PROBLEM DETAILS
In the piece on secession below, copy the passage from "In a nation" to "just brute force.", substituting "national government" for "central government".

TEXT EXTRACT
========================

This assertion has long troubled me from a philosophical and moral viewpoint. We are supposedly a nation of laws, and the central government is supposedly subservient to the laws that established and empower it.
In a nation of laws, when someone asks, Do states have a right to secede from the Union?, a proper answer would have one of two forms:
Here, x would be an explanation of the laws that supported the Yes or No answer.
With the secession issue, though, we are given the following as a complete and sufficient answer:
No, because if any state tries to secede, the central government will use force of arms to keep it from succeeding.
There is no appeal to law in this answer just brute force.
Based on this premise, the central government can amass to itself whatever right or power it chooses, simply by asserting it. After all, who has the power to say otherwise?
Come to think of it, thats exactly how the central government has behaved more often than not since the Civil War.
This issue came to mind today because of an item posted today on a trial lawyers blog (found via Politico). The lawyers brother had written to each of the Supreme Court justices, asking for their input on a screenplay he was writing. In the screenplay, Maine decides to secede from the US and join Canada. The writer asked for comments regarding how such an issue would play out if it ever reached the Supreme Court.
Justice Antonin Scalia actually replied to the screenwriters query. I have a lot of respect for Scalia regarding constitutional issues, but his answer here is beyond absurd.
I am afraid I cannot be of much help with your problem, principally because I cannot imagine that such a question could ever reach the Supreme Court. To begin with, the answer is clear. If there was any constitutional issue resolved by the Civil War, it is that there is no right to secede. (Hence, in the Pledge of Allegiance, "one Nation, indivisible.")
He actually said that a constitutional issue was settled by military action. Oh, and by including the word indivisible in the Pledge of Allegiance, the issue became even more settled.
What if the president were to send out the troops to prevent the news media from publishing or broadcasting anything critical of his administration? This is clearly an unconstitutional action, but by Scalias logic, if the president succeeds, we must then say that the military action settled the question of free speech.
If these scenarios are not comparable, Id like to hear why.
The Federal government did not create the States, they created it to serve their interests.
It does not own them. The States are sovereign, no matter what BS Lincoln pedaled about the marriage being forever.
The State's started the marriage and they can make the divorce.

========================

DATA ENTRIES

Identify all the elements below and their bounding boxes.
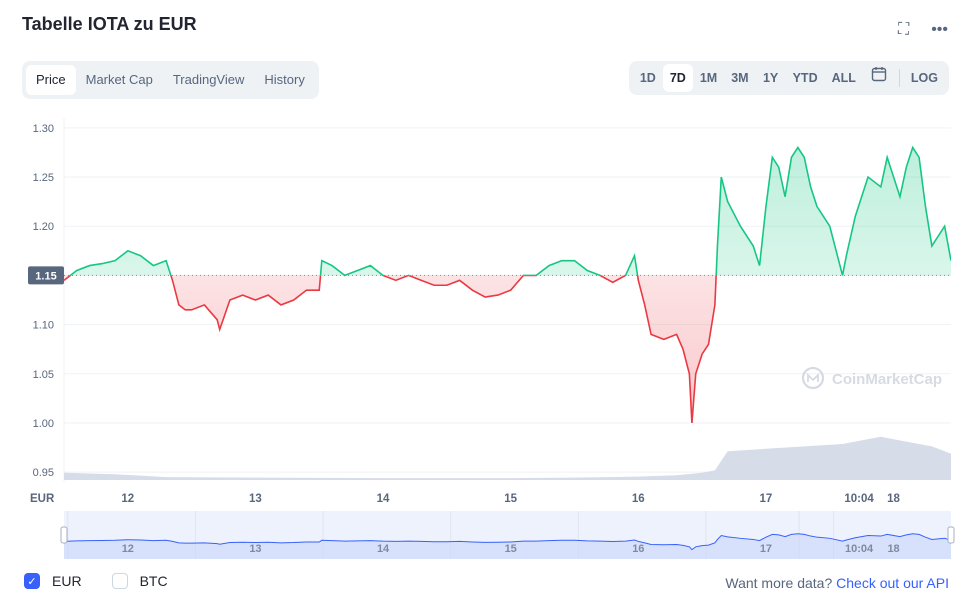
tab-market-cap[interactable]: Market Cap [85,72,153,87]
tab-price[interactable]: Price [26,65,76,95]
navigator-tick-label: 17 [760,543,772,555]
x-tick-label: 15 [504,493,517,505]
y-tick-label: 1.05 [33,369,54,381]
more-icon[interactable]: ••• [931,21,948,38]
baseline-label: 1.15 [35,270,56,282]
y-tick-label: 1.00 [33,418,54,430]
btc-checkbox[interactable] [111,573,128,589]
volume-area [64,436,951,480]
y-tick-label: 0.95 [33,467,54,479]
navigator-tick-label: 15 [505,543,517,555]
calendar-icon[interactable] [863,64,895,92]
x-tick-label: 12 [121,493,134,505]
price-area-up [64,147,951,276]
x-tick-label: 13 [249,493,262,505]
log-toggle[interactable]: LOG [910,71,938,85]
navigator-handle-left[interactable] [60,526,68,544]
x-tick-label: 14 [377,493,390,505]
fullscreen-icon[interactable]: ⛶ [897,21,910,38]
time-range-selector: 1D 7D 1M 3M 1Y YTD ALL LOG [628,61,949,95]
navigator-tick-label: 12 [122,543,134,555]
range-1m[interactable]: 1M [699,71,718,85]
y-tick-label: 1.25 [33,172,54,184]
watermark-logo-ring [801,366,825,390]
btc-label: BTC [139,573,168,589]
tab-tradingview[interactable]: TradingView [172,72,245,87]
tab-history[interactable]: History [264,72,305,87]
range-3m[interactable]: 3M [731,71,749,85]
price-area-down [64,275,717,423]
coinmarketcap-logo-icon: CoinMarketCap [801,366,942,390]
y-tick-label: 1.20 [33,221,54,233]
range-7d[interactable]: 7D [662,64,693,92]
navigator-handle-right[interactable] [947,526,955,544]
x-tick-label: 18 [887,493,900,505]
baseline-badge [28,266,64,285]
x-tick-label: 16 [632,493,645,505]
x-tick-label: 17 [760,493,773,505]
navigator-tick-label: 13 [249,543,261,555]
range-divider [898,69,900,87]
chart-tabs: Price Market Cap TradingView History [22,61,319,99]
price-chart[interactable]: 1.30 1.25 1.20 1.10 1.05 1.00 0.95 1.15 12 13 14 15… [0,110,974,565]
eur-label: EUR [52,573,82,589]
api-promo: Want more data? Check out our API [725,575,949,591]
api-prompt: Want more data? [725,575,833,591]
range-ytd[interactable]: YTD [792,71,818,85]
navigator-line [63,533,952,551]
y-tick-label: 1.10 [33,320,54,332]
currency-axis-label: EUR [30,493,55,505]
navigator-tick-label: 16 [632,543,644,555]
watermark-logo-mark [807,372,819,382]
eur-checkbox[interactable]: ✓ [24,573,40,589]
api-link[interactable]: Check out our API [836,575,949,591]
currency-options: ✓ EUR BTC [24,573,198,589]
watermark-text: CoinMarketCap [832,371,942,388]
navigator-tick-label: 10:04 [845,543,874,555]
top-icons: ⛶ ••• [898,20,948,40]
page-title: Tabelle IOTA zu EUR [22,14,197,34]
navigator-tick-label: 14 [377,543,390,555]
price-line-down [64,275,844,424]
range-all[interactable]: ALL [831,71,856,85]
x-tick-label: 10:04 [844,493,874,505]
range-1y[interactable]: 1Y [762,71,779,85]
range-1d[interactable]: 1D [639,71,656,85]
navigator-tick-label: 18 [887,543,899,555]
y-tick-label: 1.30 [33,123,54,135]
navigator-area [64,533,951,559]
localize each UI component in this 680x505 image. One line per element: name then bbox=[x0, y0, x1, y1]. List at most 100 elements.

========================

RESULT FOR THIS EXERCISE
In a nation of laws, when someone asks, Do states have a right to secede from the Union?, a proper answer would have one of two forms:
Here, x would be an explanation of the laws that supported the Yes or No answer.
With the secession issue, though, we are given the following as a complete and sufficient answer:
No, because if any state tries to secede, the national government will use force of arms to keep it from succeeding.
There is no appeal to law in this answer just brute force.